Presumably, if the user is sharing to multiple sites, this is a global mute on microphone and camera inputs for all sites?

Yeah, I would think so.

Flags: needinfo?(abenson)

(In reply to Mike Conley (:mconley) (:⚙️) (Extremely busy) from comment #4)

I apologize if I've asked this before, and have just forgotten... but does privileged JS have the ability to "mute" a stream being sent to a site?

Sure, but you'd need to define how it should work. Camera & mic mute on the web today is controlled by sites, not browsers.

  • Should sites be able to unmute themselves after the user clicks this new "Mute" button?
    • If yes, it might violate many users' expectations of privacy
    • If no, then this new browser-mute control & the site's mute button must BOTH be off or users suffer silence, a usability headache.

In my experience, it's hard enough for users to unmute themselves as it is in a web conference. I would tread carefully altering this UX.

It would also require site support to show the correct in-content mute indicators in these situations, as I fear few sites listen to track.onmute (*) today, as only Safari implements some sort of browser-mute, but it's tied to their limited only-one-tab-can-capture model, which is clunky IMHO.


*) FYI the spec defines track.muted which is "out of control for the application", and is distinct from track.enabled which "is available to the application to control".

Flags: needinfo?(jib)

I'm not saying it would be impossible, but would require a clear model of how it should work, and likely spec support and buy-in from other vendors.

E.g. we might be able to experiment with user-gesture + track.enabled = true to unmute browser-mute, but since browsers aren't allowed to touch the track.enabled state, it would still require site involvement today, e.g. minimally

track.onmute = () => updateMyIndicator(track.enabled = false);
track.onunmute = () => updateMyIndicator(track.enabled = true);
button.onclick = () => updateMyIndicator(track.enabled = !button.checked);

That said, I blame the new UX for suggesting these buttons should mute. We've had behaviorally equivalent indicators for years, and no reported confusion over how they work. They help users locate the tab that's capturing.

I'm going to run jib's concerns by UX. If work proceeds to try to clear up the meaning of the camera / microphone buttons, we'll do that in this bug.

Priority: -- → P3

Please also consider how this will work with multiple tabs using camera and/or microphone at the same time.

The old UX handles this fine (still in toolbar if you're on macOS): You get a dropdown listing all tabs by name that are currently accessing the camera/microphone. You click on the name of the tab of interest and you're taken there to inspect its permissions list or revoke with one click.

Quickly locating the tab(s) using camera/mic is useful, especially with 100s of tabs open.

With the new UX how do I do this (on Windows and Linux)?

Which tab(s) should be muted/unmuted instead? All of them?

That might be a privacy issue. Consider:

  1. I'm in a zoom.us (web-client) room in tab A
  2. I mute camera and microphone using the new browser UX
  3. I open a new tab B and enter a meet.google.com room.
  4. I unmute camera and microphone using the new browser UX.

Does it unmute both zoom.us and meet.google.com? Is that the behavior users would expect? Might some users think they're talking to one group and not realize they're actually talking to two?

Having consulted with UX and Product, we've decided to try to turn the microphone and camera buttons into global mute toggles.

There are a few reasons for this:

  1. The current indicator and behaviour on Linux and Windows is unintuitive. The icons, when clicked, send you to the most recent window and tab that has streams being shared, and then opens the permissions panel just for that tab. This is a really bizarre context transition, to go from global state, to individual tab state. It's also somewhat redundant - we're forwarding the user from one indicator of state, to another indicator of state (albeit one with the ability to revoke the permissions for that state).

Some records
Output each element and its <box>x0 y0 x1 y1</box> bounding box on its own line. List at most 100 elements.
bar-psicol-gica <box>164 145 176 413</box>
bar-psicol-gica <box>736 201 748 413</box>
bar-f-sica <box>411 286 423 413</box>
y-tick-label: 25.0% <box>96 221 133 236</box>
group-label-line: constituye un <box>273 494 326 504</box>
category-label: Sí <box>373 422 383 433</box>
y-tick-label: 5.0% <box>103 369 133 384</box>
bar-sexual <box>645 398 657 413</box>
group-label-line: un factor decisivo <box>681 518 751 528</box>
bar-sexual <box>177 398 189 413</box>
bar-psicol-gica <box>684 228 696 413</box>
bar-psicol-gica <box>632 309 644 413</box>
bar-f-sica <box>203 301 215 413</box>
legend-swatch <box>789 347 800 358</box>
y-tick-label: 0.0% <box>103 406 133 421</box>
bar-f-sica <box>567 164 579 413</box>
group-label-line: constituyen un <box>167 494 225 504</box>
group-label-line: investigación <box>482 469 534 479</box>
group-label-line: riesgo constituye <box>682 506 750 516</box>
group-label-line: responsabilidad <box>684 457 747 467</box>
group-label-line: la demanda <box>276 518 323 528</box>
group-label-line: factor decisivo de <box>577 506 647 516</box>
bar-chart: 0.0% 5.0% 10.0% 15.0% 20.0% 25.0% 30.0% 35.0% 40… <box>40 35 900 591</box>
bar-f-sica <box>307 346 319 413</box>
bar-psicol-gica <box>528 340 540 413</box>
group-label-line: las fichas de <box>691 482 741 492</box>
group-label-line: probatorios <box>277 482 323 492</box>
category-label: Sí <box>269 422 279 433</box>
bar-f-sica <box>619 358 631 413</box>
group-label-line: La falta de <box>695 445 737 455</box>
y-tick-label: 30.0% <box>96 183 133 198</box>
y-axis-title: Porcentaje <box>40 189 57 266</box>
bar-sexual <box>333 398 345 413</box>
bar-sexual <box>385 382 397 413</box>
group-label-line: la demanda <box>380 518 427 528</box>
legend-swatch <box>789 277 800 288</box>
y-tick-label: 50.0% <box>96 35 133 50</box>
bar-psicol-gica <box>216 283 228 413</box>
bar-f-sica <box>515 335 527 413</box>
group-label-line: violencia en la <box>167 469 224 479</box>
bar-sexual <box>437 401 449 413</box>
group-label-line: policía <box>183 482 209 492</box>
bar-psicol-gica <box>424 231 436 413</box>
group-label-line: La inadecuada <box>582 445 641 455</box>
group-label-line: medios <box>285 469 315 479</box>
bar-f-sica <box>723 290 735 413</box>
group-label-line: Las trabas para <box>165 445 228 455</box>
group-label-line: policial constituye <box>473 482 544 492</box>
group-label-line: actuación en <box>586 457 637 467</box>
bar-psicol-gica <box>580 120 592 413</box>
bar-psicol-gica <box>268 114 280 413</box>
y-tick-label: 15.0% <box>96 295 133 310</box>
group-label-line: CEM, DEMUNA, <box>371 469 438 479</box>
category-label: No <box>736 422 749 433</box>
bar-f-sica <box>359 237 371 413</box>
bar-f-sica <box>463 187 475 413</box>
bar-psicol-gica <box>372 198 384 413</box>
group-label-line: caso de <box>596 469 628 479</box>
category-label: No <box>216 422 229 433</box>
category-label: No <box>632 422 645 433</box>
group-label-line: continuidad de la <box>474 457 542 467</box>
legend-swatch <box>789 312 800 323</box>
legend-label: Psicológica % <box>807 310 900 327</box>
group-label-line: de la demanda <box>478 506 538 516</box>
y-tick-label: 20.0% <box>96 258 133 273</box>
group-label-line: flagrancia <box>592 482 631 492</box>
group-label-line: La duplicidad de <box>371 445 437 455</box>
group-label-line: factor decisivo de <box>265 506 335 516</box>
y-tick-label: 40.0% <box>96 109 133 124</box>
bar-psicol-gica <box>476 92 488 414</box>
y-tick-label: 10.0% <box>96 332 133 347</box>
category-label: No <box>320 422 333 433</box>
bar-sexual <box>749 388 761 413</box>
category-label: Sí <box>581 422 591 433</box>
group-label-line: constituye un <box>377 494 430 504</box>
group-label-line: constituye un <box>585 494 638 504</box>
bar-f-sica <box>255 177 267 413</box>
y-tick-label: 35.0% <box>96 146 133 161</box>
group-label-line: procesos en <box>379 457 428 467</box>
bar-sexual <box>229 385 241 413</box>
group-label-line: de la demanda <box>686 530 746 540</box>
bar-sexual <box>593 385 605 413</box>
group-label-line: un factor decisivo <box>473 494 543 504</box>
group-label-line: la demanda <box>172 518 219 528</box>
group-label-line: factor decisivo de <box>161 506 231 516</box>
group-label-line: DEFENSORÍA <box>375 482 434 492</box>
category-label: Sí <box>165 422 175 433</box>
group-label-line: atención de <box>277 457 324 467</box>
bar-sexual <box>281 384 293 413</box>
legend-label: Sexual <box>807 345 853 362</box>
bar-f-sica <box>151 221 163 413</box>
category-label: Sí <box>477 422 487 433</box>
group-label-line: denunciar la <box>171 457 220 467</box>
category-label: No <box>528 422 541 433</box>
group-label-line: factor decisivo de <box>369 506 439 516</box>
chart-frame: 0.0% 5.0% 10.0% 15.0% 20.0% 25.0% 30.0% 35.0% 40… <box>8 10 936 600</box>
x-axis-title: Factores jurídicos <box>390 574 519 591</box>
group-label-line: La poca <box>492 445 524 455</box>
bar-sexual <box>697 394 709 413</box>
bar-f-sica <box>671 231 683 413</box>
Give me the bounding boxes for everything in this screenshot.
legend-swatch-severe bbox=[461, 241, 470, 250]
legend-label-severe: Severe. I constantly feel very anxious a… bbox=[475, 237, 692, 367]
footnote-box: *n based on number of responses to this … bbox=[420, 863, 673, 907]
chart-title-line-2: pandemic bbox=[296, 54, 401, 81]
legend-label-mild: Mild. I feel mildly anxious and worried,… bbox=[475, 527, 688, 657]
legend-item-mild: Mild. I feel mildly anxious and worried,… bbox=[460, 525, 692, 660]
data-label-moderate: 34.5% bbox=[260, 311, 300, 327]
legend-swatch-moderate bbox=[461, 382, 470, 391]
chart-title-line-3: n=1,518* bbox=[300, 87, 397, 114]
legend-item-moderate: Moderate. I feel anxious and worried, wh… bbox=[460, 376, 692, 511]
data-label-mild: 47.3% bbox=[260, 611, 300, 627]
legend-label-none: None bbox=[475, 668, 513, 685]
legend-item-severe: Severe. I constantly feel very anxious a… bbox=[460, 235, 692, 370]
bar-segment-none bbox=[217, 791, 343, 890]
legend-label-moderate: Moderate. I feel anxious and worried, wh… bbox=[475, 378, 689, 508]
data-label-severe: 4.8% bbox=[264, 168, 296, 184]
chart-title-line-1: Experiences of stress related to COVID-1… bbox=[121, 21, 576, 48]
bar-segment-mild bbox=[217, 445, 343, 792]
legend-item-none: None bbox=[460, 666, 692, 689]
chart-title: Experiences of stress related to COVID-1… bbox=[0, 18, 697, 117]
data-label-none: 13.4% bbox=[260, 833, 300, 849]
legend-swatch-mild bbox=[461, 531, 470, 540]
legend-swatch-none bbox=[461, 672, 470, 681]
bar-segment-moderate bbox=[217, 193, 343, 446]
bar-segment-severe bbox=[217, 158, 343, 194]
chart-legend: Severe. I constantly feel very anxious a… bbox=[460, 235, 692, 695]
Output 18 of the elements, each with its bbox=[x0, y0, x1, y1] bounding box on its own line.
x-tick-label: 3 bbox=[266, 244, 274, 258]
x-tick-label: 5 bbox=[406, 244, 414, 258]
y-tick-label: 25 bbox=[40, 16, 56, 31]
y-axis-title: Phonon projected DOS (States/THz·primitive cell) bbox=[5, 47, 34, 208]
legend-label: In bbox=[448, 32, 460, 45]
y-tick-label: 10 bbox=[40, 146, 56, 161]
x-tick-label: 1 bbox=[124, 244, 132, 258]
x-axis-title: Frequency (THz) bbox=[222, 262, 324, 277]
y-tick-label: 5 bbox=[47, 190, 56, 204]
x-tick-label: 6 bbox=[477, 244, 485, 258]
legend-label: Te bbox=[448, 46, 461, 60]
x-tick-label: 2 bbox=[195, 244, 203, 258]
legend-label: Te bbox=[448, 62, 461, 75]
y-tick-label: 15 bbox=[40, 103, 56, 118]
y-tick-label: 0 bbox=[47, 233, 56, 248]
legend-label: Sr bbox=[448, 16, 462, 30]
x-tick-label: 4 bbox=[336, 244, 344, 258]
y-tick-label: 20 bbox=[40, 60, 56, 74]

- **Task to carry out**: From the discussion of the browser's camera and microphone mute buttons, print the stretch from "Having consulted with" through "for that state).".

- **Correct result**:
Having consulted with UX and Product, we've decided to try to turn the microphone and camera buttons into global mute toggles.

There are a few reasons for this:

  1. The current indicator and behaviour on Linux and Windows is unintuitive. The icons, when clicked, send you to the most recent window and tab that has streams being shared, and then opens the permissions panel just for that tab. This is a really bizarre context transition, to go from global state, to individual tab state. It's also somewhat redundant - we're forwarding the user from one indicator of state, to another indicator of state (albeit one with the ability to revoke the permissions for that state).